------ Data supplied ------

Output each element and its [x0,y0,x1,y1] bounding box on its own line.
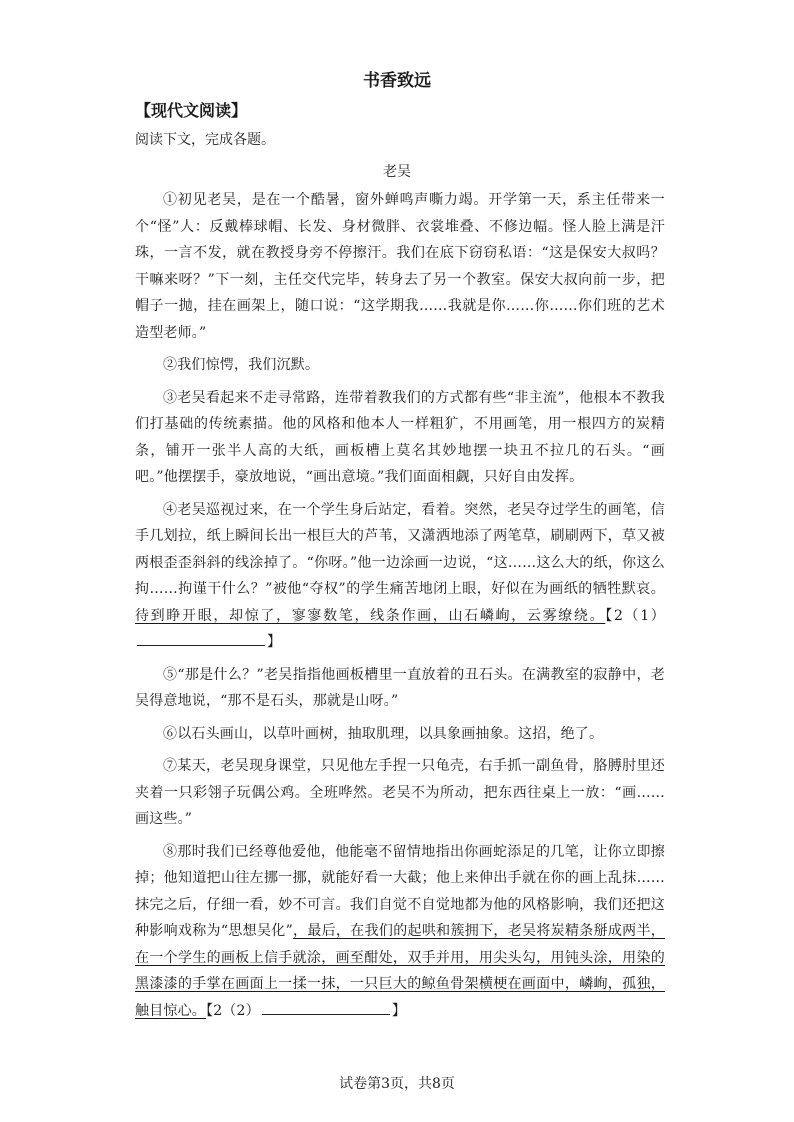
paragraph-7: ⑦某天，老吴现身课堂，只见他左手捏一只龟壳，右手抓一副鱼骨，胳膊肘里还夹着一只彩翎子玩偶公鸡。全班哗然。老吴不为所动，把东西往桌上一放：“画……画这些。” [135,758,665,827]
page-footer: 试卷第3页，共8页 [339,1076,455,1092]
paragraph-8-text: ⑧那时我们已经尊他爱他，他能毫不留情地指出你画蛇添足的几笔，让你立即擦掉；他知道把山往左挪一挪，就能好看一大截；他上来伸出手就在你的画上乱抹……抹完之后，仔细一看，妙不可言。我们自觉不自觉地都为他的风格影响，我们还把这种影响戏称为“思想吴化” [135,843,665,939]
question-tag-2-2-end: 】 [391,1002,407,1019]
paragraph-1: ①初见老吴，是在一个酷暑，窗外蝉鸣声嘶力竭。开学第一天，系主任带来一个“怪”人：反戴棒球帽、长发、身材微胖、衣裳堆叠、不修边幅。怪人脸上满是汗珠，一言不发，就在教授身旁不停擦汗。我们在底下窃窃私语：“这是保安大叔吗？干嘛来呀？”下一刻，主任交代完毕，转身去了另一个教室。保安大叔向前一步，把帽子一抛，挂在画架上，随口说：“这学期我……我就是你……你……你们班的艺术造型老师。” [135,192,665,341]
article-body [135,187,665,1030]
paragraph-5: ⑤“那是什么？”老吴指指他画板槽里一直放着的丑石头。在满教室的寂静中，老吴得意地说，“那不是石头，那就是山呀。” [135,666,665,709]
question-tag-2-2: 【2（2） [206,1002,260,1019]
paragraph-4-text: ④老吴巡视过来，在一个学生身后站定，看着。突然，老吴夺过学生的画笔，信手几划拉，纸上瞬间长出一根巨大的芦苇，又潇洒地添了两笔草，刷刷两下，草又被两根歪歪斜斜的线涂掉了。“你呀。”他一边涂画一边说，“这……这么大的纸，你这么拘……拘谨干什么？”被他“夺权”的学生痛苦地闭上眼，好似在为画纸的牺牲默哀。 [135,501,665,597]
section-heading: 【现代文阅读】 [135,101,248,120]
answer-blank-2-2[interactable] [262,1000,390,1015]
paragraph-8 [135,839,665,1025]
paragraph-3: ③老吴看起来不走寻常路，连带着教我们的方式都有些“非主流”，他根本不教我们打基础的传统素描。他的风格和他本人一样粗犷，不用画笔，用一根四方的炭精条，铺开一张半人高的大纸，画板槽上莫名其妙地摆一块丑不拉几的石头。“画吧。”他摆摆手，豪放地说，“画出意境。”我们面面相觑，只好自由发挥。 [135,389,665,485]
question-tag-2-1: 【2（1） [605,607,665,624]
underlined-passage-1: 待到睁开眼，却惊了，寥寥数笔，线条作画，山石嶙峋，云雾缭绕。 [135,607,606,624]
question-tag-2-1-end: 】 [267,634,282,650]
paragraph-6: ⑥以石头画山，以草叶画树，抽取肌理，以具象画抽象。这招，绝了。 [163,725,604,742]
page-title: 书香致远 [363,71,431,91]
paragraph-4 [135,497,665,656]
paragraph-2: ②我们惊愕，我们沉默。 [163,357,320,373]
answer-blank-2-1[interactable] [137,631,265,646]
underlined-passage-2: ，最后，在我们的起哄和簇拥下，老吴将炭精条掰成两半，在一个学生的画板上信手就涂，画至酣处，双手并用，用尖头勾，用钝头涂，用染的黑漆漆的手掌在画面上一揉一抹，一只巨大的鲸鱼骨架横梗在画面中，嶙峋，孤独，触目惊心。 [135,923,666,1019]
instruction-text: 阅读下文，完成各题。 [135,132,275,148]
article-title: 老吴 [383,164,411,180]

------

■ Task details
Can you return every line of the records above word for word, leaving the pictures out?

■ Result of the task
Output each element and its [x0,y0,x1,y1] bounding box on its own line.
paragraph-7: ⑦某天，老吴现身课堂，只见他左手捏一只龟壳，右手抓一副鱼骨，胳膊肘里还夹着一只彩翎子玩偶公鸡。全班哗然。老吴不为所动，把东西往桌上一放：“画……画这些。” [135,758,665,827]
page-footer: 试卷第3页，共8页 [339,1076,455,1092]
paragraph-8-text: ⑧那时我们已经尊他爱他，他能毫不留情地指出你画蛇添足的几笔，让你立即擦掉；他知道把山往左挪一挪，就能好看一大截；他上来伸出手就在你的画上乱抹……抹完之后，仔细一看，妙不可言。我们自觉不自觉地都为他的风格影响，我们还把这种影响戏称为“思想吴化” [135,843,665,939]
question-tag-2-2-end: 】 [391,1002,407,1019]
paragraph-1: ①初见老吴，是在一个酷暑，窗外蝉鸣声嘶力竭。开学第一天，系主任带来一个“怪”人：反戴棒球帽、长发、身材微胖、衣裳堆叠、不修边幅。怪人脸上满是汗珠，一言不发，就在教授身旁不停擦汗。我们在底下窃窃私语：“这是保安大叔吗？干嘛来呀？”下一刻，主任交代完毕，转身去了另一个教室。保安大叔向前一步，把帽子一抛，挂在画架上，随口说：“这学期我……我就是你……你……你们班的艺术造型老师。” [135,192,665,341]
article-body [135,187,665,1030]
paragraph-5: ⑤“那是什么？”老吴指指他画板槽里一直放着的丑石头。在满教室的寂静中，老吴得意地说，“那不是石头，那就是山呀。” [135,666,665,709]
question-tag-2-2: 【2（2） [206,1002,260,1019]
paragraph-4-text: ④老吴巡视过来，在一个学生身后站定，看着。突然，老吴夺过学生的画笔，信手几划拉，纸上瞬间长出一根巨大的芦苇，又潇洒地添了两笔草，刷刷两下，草又被两根歪歪斜斜的线涂掉了。“你呀。”他一边涂画一边说，“这……这么大的纸，你这么拘……拘谨干什么？”被他“夺权”的学生痛苦地闭上眼，好似在为画纸的牺牲默哀。 [135,501,665,597]
section-heading: 【现代文阅读】 [135,101,248,120]
answer-blank-2-2[interactable] [262,1000,390,1015]
paragraph-8 [135,839,665,1025]
paragraph-3: ③老吴看起来不走寻常路，连带着教我们的方式都有些“非主流”，他根本不教我们打基础的传统素描。他的风格和他本人一样粗犷，不用画笔，用一根四方的炭精条，铺开一张半人高的大纸，画板槽上莫名其妙地摆一块丑不拉几的石头。“画吧。”他摆摆手，豪放地说，“画出意境。”我们面面相觑，只好自由发挥。 [135,389,665,485]
question-tag-2-1: 【2（1） [605,607,665,624]
underlined-passage-1: 待到睁开眼，却惊了，寥寥数笔，线条作画，山石嶙峋，云雾缭绕。 [135,607,606,624]
question-tag-2-1-end: 】 [267,634,282,650]
paragraph-6: ⑥以石头画山，以草叶画树，抽取肌理，以具象画抽象。这招，绝了。 [163,725,604,742]
page-title: 书香致远 [363,71,431,91]
paragraph-4 [135,497,665,656]
paragraph-2: ②我们惊愕，我们沉默。 [163,357,320,373]
answer-blank-2-1[interactable] [137,631,265,646]
underlined-passage-2: ，最后，在我们的起哄和簇拥下，老吴将炭精条掰成两半，在一个学生的画板上信手就涂，画至酣处，双手并用，用尖头勾，用钝头涂，用染的黑漆漆的手掌在画面上一揉一抹，一只巨大的鲸鱼骨架横梗在画面中，嶙峋，孤独，触目惊心。 [135,923,666,1019]
instruction-text: 阅读下文，完成各题。 [135,132,275,148]
article-title: 老吴 [383,164,411,180]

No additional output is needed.